Stored records
------
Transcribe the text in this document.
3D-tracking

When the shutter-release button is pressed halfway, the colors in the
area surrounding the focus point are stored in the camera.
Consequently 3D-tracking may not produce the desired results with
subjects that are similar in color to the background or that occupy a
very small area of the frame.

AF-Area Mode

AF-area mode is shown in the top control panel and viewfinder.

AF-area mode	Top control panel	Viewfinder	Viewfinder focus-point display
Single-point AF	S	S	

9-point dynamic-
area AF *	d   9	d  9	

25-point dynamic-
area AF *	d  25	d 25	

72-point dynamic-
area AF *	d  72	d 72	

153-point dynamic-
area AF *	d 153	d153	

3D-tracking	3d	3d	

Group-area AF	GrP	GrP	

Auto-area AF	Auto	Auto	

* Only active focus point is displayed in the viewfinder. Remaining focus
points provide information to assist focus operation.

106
------
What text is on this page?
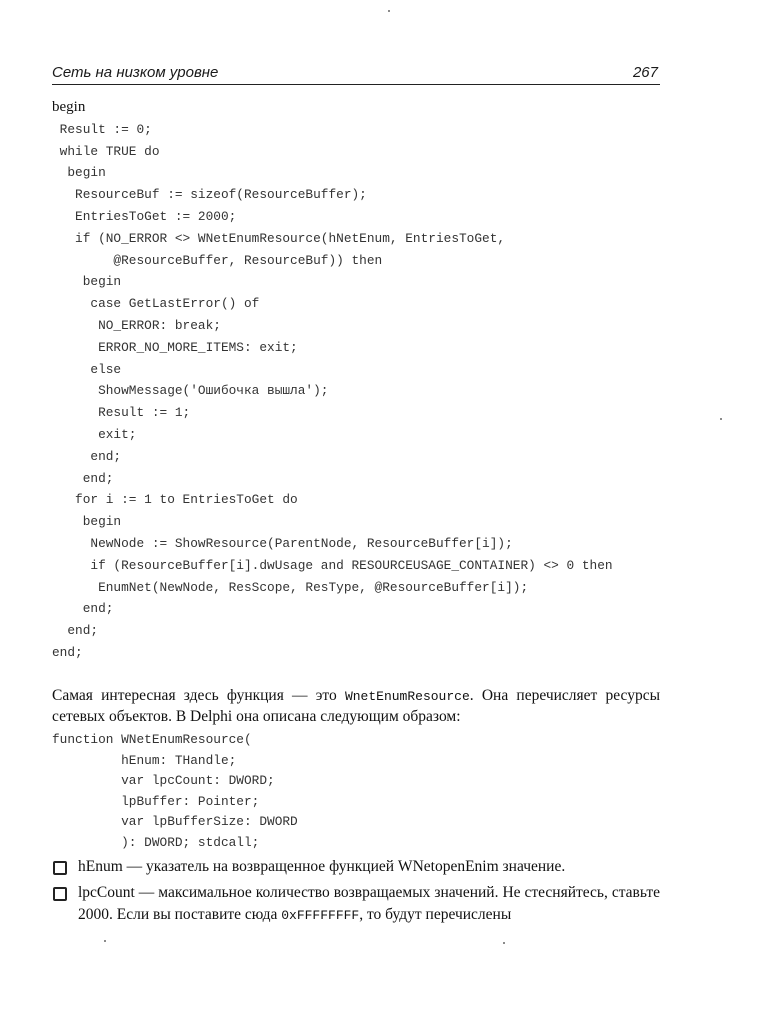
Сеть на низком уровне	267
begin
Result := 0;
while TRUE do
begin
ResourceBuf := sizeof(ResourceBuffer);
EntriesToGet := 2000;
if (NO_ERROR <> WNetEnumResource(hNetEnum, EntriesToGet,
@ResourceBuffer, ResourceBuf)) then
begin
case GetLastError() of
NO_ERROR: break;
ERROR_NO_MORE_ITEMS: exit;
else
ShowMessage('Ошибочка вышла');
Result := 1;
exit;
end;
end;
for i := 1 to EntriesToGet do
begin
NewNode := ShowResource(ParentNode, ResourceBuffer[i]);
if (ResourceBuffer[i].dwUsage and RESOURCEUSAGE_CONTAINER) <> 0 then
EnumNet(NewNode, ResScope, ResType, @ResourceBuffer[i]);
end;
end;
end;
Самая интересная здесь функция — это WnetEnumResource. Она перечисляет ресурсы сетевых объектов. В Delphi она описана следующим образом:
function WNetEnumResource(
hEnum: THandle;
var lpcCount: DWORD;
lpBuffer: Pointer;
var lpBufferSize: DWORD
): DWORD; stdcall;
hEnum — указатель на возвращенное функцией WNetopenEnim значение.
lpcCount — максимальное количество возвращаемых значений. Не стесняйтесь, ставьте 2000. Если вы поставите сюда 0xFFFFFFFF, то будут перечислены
------
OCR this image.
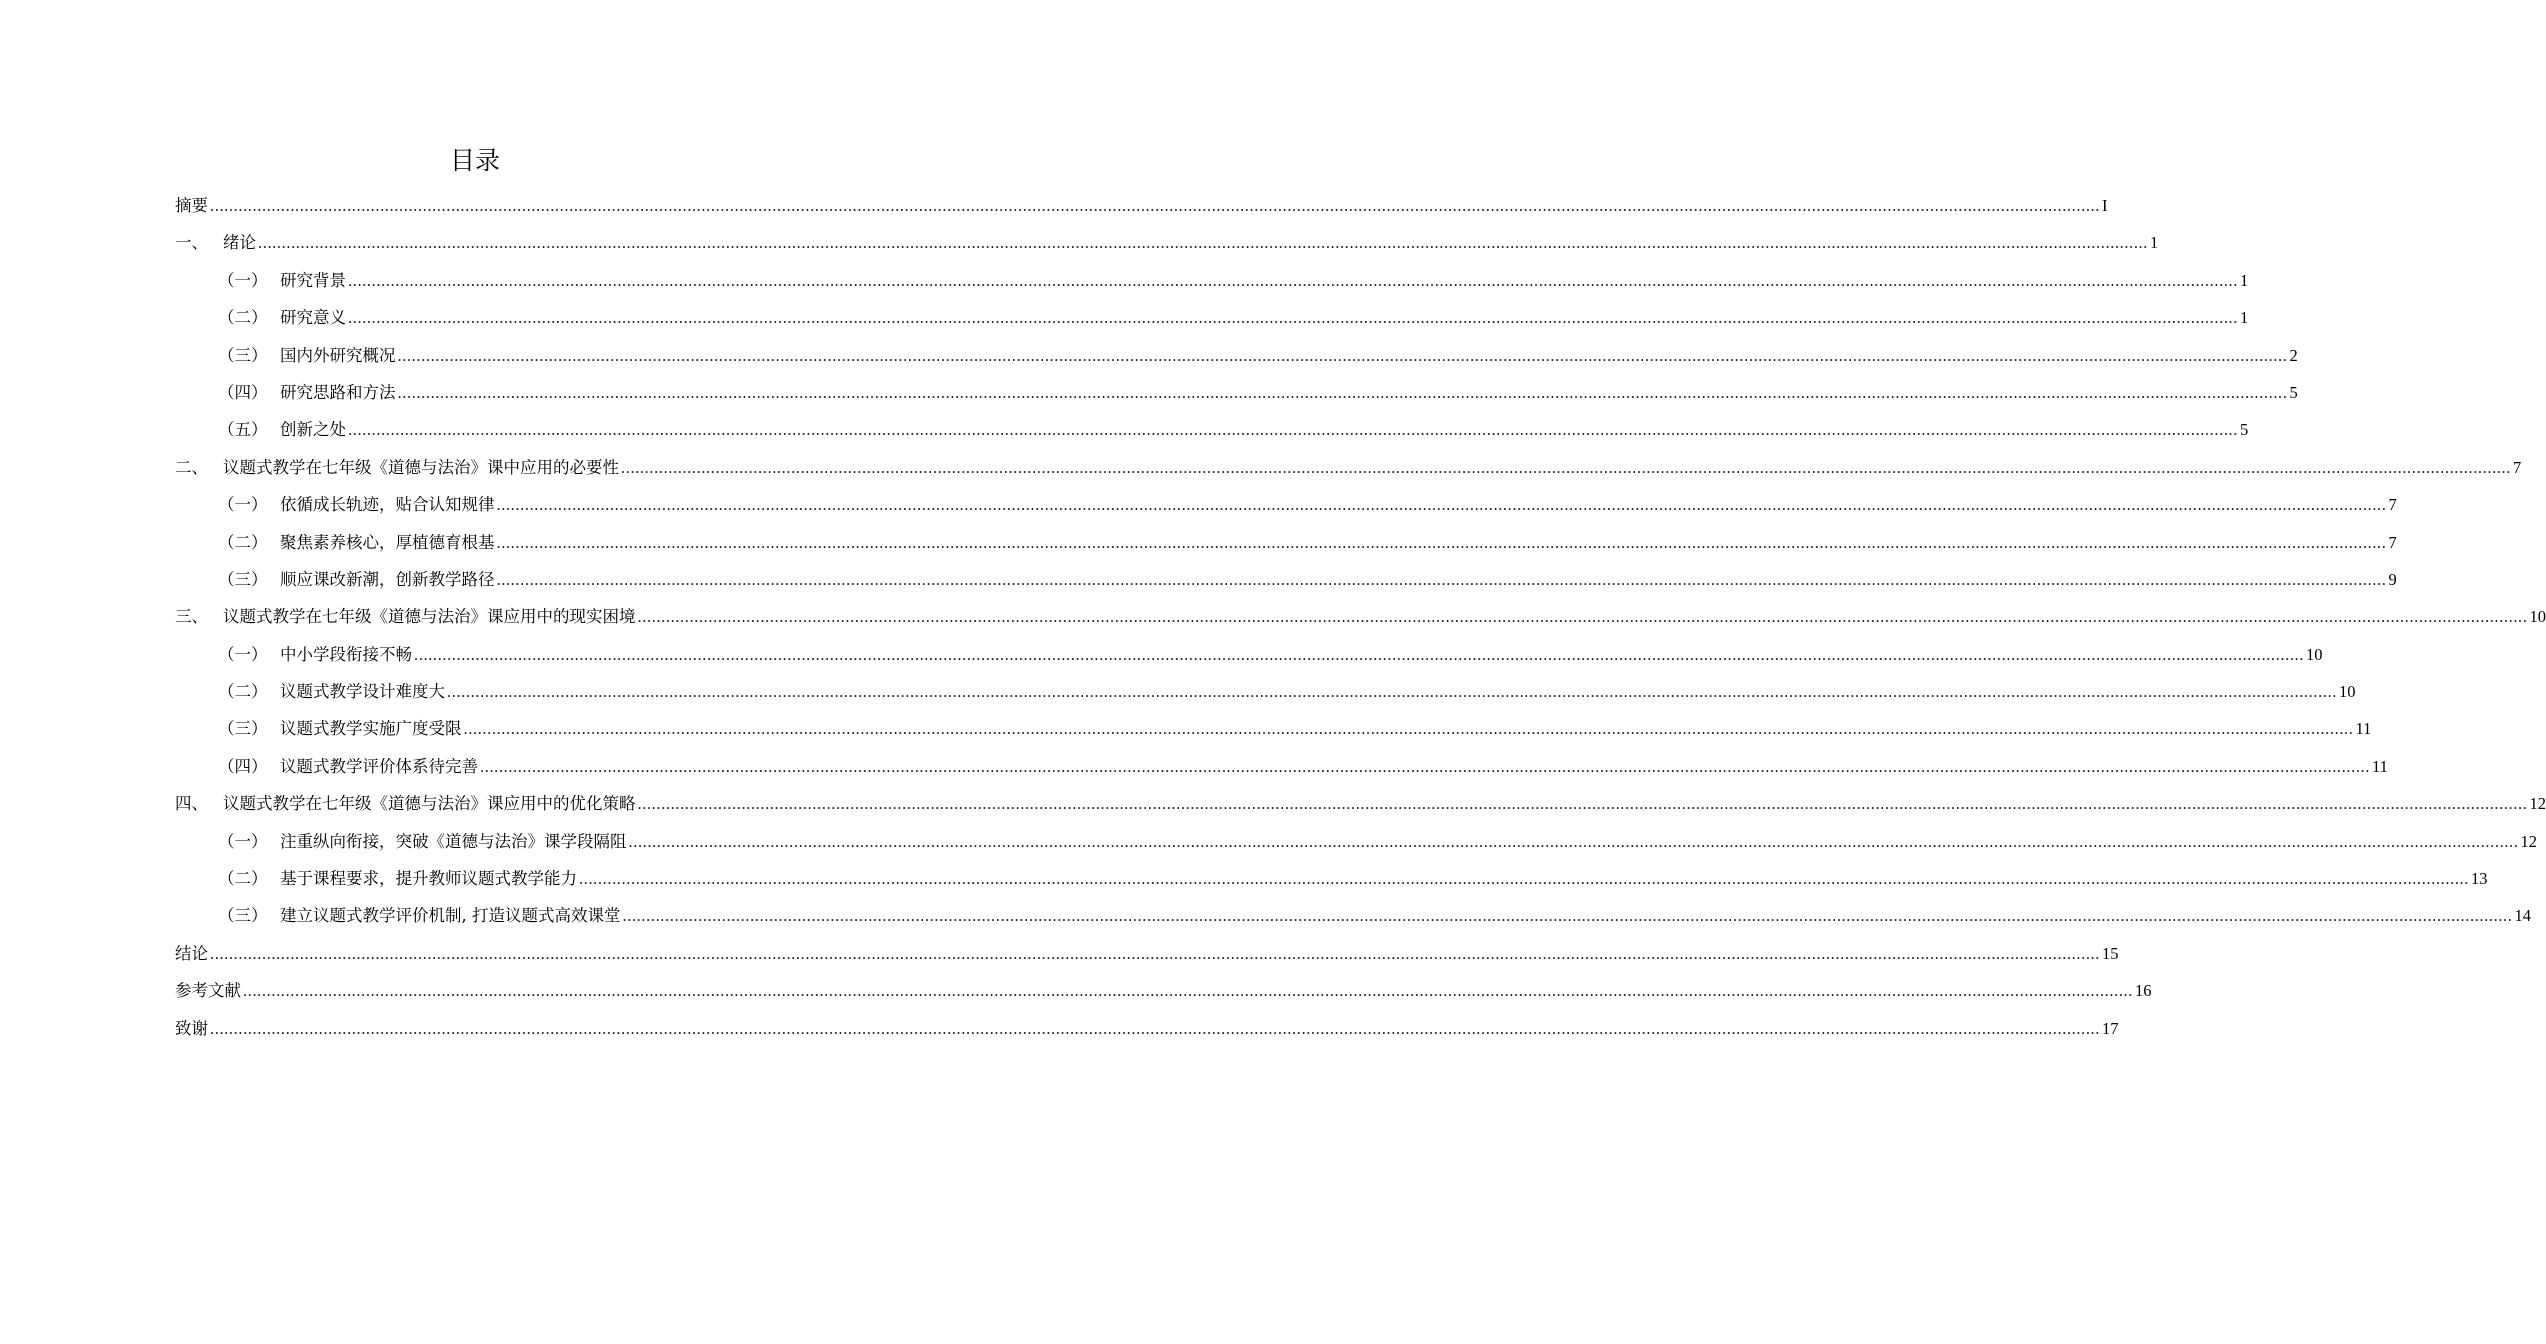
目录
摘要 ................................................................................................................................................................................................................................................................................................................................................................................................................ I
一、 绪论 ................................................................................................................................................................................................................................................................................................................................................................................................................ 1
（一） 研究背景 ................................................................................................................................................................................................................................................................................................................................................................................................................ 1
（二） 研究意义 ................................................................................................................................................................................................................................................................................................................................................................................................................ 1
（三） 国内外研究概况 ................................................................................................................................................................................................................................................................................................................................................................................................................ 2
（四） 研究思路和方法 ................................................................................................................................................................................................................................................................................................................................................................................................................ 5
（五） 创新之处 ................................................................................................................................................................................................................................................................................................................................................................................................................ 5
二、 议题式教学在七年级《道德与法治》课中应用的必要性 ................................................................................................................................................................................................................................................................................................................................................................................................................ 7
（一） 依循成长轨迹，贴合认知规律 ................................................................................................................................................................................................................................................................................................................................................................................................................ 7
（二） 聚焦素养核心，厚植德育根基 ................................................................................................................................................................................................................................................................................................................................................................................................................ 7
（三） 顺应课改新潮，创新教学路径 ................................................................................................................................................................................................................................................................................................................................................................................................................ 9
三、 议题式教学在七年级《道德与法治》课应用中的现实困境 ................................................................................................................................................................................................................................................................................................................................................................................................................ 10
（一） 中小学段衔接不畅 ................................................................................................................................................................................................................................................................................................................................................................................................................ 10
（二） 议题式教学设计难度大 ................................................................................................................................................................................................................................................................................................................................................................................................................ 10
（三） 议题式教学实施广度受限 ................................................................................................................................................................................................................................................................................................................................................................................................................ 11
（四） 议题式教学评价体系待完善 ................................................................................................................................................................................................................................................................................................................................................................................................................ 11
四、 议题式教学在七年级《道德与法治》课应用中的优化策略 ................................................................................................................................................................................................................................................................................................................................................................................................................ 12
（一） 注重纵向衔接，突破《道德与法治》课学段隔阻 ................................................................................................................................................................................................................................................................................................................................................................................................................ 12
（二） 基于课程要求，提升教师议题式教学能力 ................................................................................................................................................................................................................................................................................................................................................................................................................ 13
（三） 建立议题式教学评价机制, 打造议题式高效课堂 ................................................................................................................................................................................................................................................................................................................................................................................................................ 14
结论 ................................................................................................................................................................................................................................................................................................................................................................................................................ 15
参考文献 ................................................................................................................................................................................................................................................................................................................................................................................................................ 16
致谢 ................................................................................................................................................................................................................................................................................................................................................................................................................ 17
------
_EXERCISE BRIEF_
Out of the records, collect only those lines that contain the string "control".

_ANSWER FOR THIS EXERCISE_
AF-area mode is shown in the top control panel and viewfinder.
AF-area mode	Top control panel	Viewfinder	Viewfinder focus-point display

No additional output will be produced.